[Collection entries]
--- begin ---

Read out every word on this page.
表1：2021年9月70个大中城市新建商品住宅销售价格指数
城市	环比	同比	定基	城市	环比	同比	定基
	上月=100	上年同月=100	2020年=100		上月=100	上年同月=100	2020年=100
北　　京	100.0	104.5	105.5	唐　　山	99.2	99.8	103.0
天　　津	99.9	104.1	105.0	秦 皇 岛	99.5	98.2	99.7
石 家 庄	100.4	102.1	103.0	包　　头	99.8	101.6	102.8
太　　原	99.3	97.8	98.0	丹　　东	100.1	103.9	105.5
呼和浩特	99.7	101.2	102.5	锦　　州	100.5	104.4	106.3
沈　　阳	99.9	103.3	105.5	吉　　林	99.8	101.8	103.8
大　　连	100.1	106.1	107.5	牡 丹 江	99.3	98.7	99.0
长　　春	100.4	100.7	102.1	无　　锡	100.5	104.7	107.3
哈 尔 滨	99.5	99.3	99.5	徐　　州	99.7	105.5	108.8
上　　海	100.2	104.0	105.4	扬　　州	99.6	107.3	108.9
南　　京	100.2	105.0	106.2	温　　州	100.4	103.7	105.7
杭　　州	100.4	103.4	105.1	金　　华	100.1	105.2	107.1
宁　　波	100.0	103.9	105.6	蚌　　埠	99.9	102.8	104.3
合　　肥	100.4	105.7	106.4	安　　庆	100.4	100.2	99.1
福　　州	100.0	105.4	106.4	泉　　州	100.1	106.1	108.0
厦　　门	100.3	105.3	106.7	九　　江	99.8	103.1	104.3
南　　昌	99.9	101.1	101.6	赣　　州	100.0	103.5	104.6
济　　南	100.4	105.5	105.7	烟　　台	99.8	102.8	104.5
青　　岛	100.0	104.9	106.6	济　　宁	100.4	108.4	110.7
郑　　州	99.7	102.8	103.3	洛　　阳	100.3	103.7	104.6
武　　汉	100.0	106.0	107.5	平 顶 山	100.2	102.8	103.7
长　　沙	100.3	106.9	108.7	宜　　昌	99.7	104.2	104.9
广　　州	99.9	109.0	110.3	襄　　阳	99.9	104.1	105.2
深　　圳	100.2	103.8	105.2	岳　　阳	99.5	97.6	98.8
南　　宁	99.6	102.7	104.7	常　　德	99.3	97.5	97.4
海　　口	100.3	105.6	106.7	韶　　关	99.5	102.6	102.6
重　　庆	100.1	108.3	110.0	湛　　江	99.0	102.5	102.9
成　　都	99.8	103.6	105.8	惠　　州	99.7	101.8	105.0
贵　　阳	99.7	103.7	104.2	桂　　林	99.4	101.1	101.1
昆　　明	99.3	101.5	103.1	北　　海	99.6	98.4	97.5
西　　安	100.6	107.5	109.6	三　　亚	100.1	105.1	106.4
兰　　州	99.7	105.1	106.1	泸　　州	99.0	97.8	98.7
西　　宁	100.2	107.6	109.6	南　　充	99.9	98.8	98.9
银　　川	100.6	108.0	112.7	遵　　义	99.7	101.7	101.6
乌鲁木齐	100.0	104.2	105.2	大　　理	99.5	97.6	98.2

--- end ---
--- begin ---

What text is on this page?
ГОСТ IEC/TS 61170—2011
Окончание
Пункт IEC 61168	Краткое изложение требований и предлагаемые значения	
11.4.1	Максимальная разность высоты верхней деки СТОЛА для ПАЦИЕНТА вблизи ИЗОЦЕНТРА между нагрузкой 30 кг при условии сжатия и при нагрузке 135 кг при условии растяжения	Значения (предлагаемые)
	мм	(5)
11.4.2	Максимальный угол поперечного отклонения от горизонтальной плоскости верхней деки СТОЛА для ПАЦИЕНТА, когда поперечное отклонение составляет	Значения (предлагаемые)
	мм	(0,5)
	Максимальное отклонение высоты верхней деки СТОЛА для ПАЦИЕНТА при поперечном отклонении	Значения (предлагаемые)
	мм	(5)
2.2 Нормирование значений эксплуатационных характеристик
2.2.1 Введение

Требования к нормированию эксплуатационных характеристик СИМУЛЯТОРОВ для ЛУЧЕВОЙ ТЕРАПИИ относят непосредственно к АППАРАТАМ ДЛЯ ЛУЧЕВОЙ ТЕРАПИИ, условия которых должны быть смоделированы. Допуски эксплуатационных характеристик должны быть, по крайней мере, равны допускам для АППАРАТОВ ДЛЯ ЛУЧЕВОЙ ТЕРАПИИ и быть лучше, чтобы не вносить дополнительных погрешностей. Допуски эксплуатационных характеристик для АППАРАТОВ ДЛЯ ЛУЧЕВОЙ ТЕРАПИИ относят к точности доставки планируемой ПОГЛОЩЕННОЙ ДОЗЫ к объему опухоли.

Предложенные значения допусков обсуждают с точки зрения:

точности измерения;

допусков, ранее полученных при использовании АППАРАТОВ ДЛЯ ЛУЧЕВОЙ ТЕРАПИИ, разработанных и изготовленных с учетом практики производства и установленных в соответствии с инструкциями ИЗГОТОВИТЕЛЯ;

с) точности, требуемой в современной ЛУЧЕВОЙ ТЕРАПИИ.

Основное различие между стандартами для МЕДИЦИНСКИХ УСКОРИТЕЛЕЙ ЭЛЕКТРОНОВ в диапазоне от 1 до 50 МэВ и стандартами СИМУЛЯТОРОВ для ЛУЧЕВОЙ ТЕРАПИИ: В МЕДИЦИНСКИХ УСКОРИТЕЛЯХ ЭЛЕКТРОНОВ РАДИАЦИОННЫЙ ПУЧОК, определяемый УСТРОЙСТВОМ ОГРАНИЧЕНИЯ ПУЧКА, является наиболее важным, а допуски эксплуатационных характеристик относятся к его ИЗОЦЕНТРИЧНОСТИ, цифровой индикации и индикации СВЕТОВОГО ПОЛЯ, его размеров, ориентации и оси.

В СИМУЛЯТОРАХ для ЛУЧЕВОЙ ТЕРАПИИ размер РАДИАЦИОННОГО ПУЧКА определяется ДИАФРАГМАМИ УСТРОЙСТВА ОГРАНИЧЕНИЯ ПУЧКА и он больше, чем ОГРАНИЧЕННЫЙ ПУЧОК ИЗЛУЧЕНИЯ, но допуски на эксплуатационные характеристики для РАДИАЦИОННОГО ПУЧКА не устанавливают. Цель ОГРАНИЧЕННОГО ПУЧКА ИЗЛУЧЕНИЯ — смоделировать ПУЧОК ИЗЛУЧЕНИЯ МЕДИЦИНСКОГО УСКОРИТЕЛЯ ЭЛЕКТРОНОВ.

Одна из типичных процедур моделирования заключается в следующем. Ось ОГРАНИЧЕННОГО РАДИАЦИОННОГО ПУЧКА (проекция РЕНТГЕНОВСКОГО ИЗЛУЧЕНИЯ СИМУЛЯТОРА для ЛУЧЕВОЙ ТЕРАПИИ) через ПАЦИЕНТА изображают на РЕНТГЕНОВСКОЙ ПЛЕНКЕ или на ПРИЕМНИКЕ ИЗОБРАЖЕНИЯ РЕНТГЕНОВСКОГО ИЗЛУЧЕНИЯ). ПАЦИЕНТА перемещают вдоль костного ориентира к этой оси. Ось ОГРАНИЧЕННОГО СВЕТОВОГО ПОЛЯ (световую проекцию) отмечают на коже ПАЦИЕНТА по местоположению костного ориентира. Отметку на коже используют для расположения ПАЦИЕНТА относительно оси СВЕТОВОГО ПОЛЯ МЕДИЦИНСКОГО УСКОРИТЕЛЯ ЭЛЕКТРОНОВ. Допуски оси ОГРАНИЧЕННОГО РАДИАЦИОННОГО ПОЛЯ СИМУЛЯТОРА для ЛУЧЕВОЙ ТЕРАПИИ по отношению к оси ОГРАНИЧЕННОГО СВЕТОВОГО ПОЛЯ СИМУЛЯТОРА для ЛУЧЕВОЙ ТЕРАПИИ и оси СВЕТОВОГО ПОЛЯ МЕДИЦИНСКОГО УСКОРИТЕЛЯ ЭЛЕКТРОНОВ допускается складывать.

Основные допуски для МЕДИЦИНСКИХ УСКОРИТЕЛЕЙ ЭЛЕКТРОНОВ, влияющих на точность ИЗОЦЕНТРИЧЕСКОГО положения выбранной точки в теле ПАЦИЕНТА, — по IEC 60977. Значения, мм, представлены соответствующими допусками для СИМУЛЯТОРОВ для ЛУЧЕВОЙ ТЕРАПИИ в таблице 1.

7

--- end ---

Work through the data and report how many of its lines hold the word "высоты", giving only the figure.

2